• _Objective_:
Pictures should be excluded; otherwise, copy every entry exactly.

Begin Data

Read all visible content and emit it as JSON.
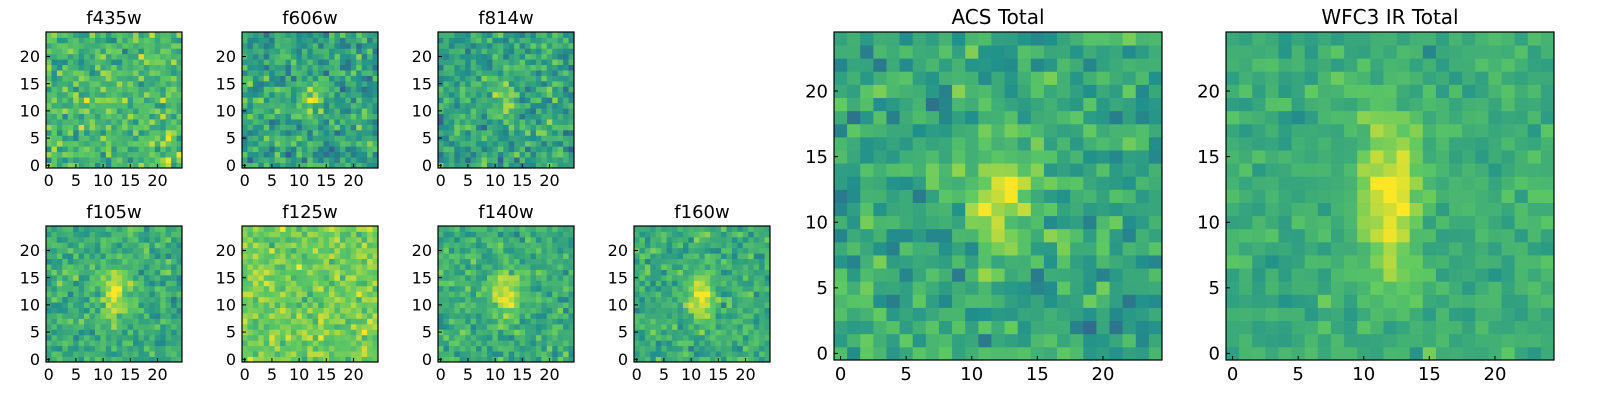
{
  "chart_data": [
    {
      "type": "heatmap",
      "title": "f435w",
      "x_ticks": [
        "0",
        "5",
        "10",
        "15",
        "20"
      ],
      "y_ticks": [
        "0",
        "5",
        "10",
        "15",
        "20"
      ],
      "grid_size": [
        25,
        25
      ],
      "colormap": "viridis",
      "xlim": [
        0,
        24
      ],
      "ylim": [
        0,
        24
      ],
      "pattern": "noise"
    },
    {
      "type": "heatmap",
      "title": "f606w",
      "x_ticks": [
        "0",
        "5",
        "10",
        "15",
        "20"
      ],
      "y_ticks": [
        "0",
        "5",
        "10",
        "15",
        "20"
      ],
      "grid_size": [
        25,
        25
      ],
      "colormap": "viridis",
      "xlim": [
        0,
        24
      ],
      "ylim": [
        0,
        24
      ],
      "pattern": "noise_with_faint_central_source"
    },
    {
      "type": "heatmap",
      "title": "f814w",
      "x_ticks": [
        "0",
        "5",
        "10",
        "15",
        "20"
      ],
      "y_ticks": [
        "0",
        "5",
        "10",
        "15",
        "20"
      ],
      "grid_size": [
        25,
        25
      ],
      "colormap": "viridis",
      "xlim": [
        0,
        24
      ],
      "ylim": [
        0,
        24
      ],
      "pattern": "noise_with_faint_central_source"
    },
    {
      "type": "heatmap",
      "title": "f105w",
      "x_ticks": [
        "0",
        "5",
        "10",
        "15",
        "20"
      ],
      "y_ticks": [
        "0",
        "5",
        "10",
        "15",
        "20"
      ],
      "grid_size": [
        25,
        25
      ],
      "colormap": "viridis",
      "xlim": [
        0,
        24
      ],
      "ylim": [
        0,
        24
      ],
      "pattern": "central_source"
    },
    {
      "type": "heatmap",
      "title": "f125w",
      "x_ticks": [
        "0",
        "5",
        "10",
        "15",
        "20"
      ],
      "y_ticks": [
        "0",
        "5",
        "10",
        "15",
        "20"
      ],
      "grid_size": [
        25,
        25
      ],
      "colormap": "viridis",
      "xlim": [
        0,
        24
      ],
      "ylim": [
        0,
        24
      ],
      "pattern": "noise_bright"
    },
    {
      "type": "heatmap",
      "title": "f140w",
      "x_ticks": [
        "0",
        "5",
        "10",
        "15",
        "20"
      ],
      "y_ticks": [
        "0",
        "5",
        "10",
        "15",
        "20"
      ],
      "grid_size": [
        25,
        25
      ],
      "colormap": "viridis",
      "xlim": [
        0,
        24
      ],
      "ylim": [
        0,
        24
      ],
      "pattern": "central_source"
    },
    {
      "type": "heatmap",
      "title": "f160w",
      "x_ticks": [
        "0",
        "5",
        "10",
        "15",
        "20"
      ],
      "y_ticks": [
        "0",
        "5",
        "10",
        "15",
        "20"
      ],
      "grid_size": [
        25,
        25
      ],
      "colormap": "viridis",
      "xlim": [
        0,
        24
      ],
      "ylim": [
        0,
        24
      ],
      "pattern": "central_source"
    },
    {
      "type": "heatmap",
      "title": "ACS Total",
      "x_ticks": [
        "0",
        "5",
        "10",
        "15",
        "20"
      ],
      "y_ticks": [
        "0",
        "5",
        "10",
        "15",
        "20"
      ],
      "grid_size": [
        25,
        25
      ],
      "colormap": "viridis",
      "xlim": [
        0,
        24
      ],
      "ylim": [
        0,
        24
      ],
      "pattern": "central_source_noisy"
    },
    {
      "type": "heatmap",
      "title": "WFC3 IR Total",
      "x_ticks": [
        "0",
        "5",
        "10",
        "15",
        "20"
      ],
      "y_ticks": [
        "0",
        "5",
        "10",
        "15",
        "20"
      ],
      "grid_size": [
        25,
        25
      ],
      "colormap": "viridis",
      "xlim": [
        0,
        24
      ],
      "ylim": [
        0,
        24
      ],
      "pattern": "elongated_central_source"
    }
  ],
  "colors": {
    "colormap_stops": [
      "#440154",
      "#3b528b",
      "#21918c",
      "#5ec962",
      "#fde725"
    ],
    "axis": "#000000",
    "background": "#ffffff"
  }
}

End Data

• _Finished task_:
Read all visible content and emit it as JSON.
{
  "chart_data": [
    {
      "type": "heatmap",
      "title": "f435w",
      "x_ticks": [
        "0",
        "5",
        "10",
        "15",
        "20"
      ],
      "y_ticks": [
        "0",
        "5",
        "10",
        "15",
        "20"
      ],
      "grid_size": [
        25,
        25
      ],
      "colormap": "viridis",
      "xlim": [
        0,
        24
      ],
      "ylim": [
        0,
        24
      ],
      "pattern": "noise"
    },
    {
      "type": "heatmap",
      "title": "f606w",
      "x_ticks": [
        "0",
        "5",
        "10",
        "15",
        "20"
      ],
      "y_ticks": [
        "0",
        "5",
        "10",
        "15",
        "20"
      ],
      "grid_size": [
        25,
        25
      ],
      "colormap": "viridis",
      "xlim": [
        0,
        24
      ],
      "ylim": [
        0,
        24
      ],
      "pattern": "noise_with_faint_central_source"
    },
    {
      "type": "heatmap",
      "title": "f814w",
      "x_ticks": [
        "0",
        "5",
        "10",
        "15",
        "20"
      ],
      "y_ticks": [
        "0",
        "5",
        "10",
        "15",
        "20"
      ],
      "grid_size": [
        25,
        25
      ],
      "colormap": "viridis",
      "xlim": [
        0,
        24
      ],
      "ylim": [
        0,
        24
      ],
      "pattern": "noise_with_faint_central_source"
    },
    {
      "type": "heatmap",
      "title": "f105w",
      "x_ticks": [
        "0",
        "5",
        "10",
        "15",
        "20"
      ],
      "y_ticks": [
        "0",
        "5",
        "10",
        "15",
        "20"
      ],
      "grid_size": [
        25,
        25
      ],
      "colormap": "viridis",
      "xlim": [
        0,
        24
      ],
      "ylim": [
        0,
        24
      ],
      "pattern": "central_source"
    },
    {
      "type": "heatmap",
      "title": "f125w",
      "x_ticks": [
        "0",
        "5",
        "10",
        "15",
        "20"
      ],
      "y_ticks": [
        "0",
        "5",
        "10",
        "15",
        "20"
      ],
      "grid_size": [
        25,
        25
      ],
      "colormap": "viridis",
      "xlim": [
        0,
        24
      ],
      "ylim": [
        0,
        24
      ],
      "pattern": "noise_bright"
    },
    {
      "type": "heatmap",
      "title": "f140w",
      "x_ticks": [
        "0",
        "5",
        "10",
        "15",
        "20"
      ],
      "y_ticks": [
        "0",
        "5",
        "10",
        "15",
        "20"
      ],
      "grid_size": [
        25,
        25
      ],
      "colormap": "viridis",
      "xlim": [
        0,
        24
      ],
      "ylim": [
        0,
        24
      ],
      "pattern": "central_source"
    },
    {
      "type": "heatmap",
      "title": "f160w",
      "x_ticks": [
        "0",
        "5",
        "10",
        "15",
        "20"
      ],
      "y_ticks": [
        "0",
        "5",
        "10",
        "15",
        "20"
      ],
      "grid_size": [
        25,
        25
      ],
      "colormap": "viridis",
      "xlim": [
        0,
        24
      ],
      "ylim": [
        0,
        24
      ],
      "pattern": "central_source"
    },
    {
      "type": "heatmap",
      "title": "ACS Total",
      "x_ticks": [
        "0",
        "5",
        "10",
        "15",
        "20"
      ],
      "y_ticks": [
        "0",
        "5",
        "10",
        "15",
        "20"
      ],
      "grid_size": [
        25,
        25
      ],
      "colormap": "viridis",
      "xlim": [
        0,
        24
      ],
      "ylim": [
        0,
        24
      ],
      "pattern": "central_source_noisy"
    },
    {
      "type": "heatmap",
      "title": "WFC3 IR Total",
      "x_ticks": [
        "0",
        "5",
        "10",
        "15",
        "20"
      ],
      "y_ticks": [
        "0",
        "5",
        "10",
        "15",
        "20"
      ],
      "grid_size": [
        25,
        25
      ],
      "colormap": "viridis",
      "xlim": [
        0,
        24
      ],
      "ylim": [
        0,
        24
      ],
      "pattern": "elongated_central_source"
    }
  ],
  "colors": {
    "colormap_stops": [
      "#440154",
      "#3b528b",
      "#21918c",
      "#5ec962",
      "#fde725"
    ],
    "axis": "#000000",
    "background": "#ffffff"
  }
}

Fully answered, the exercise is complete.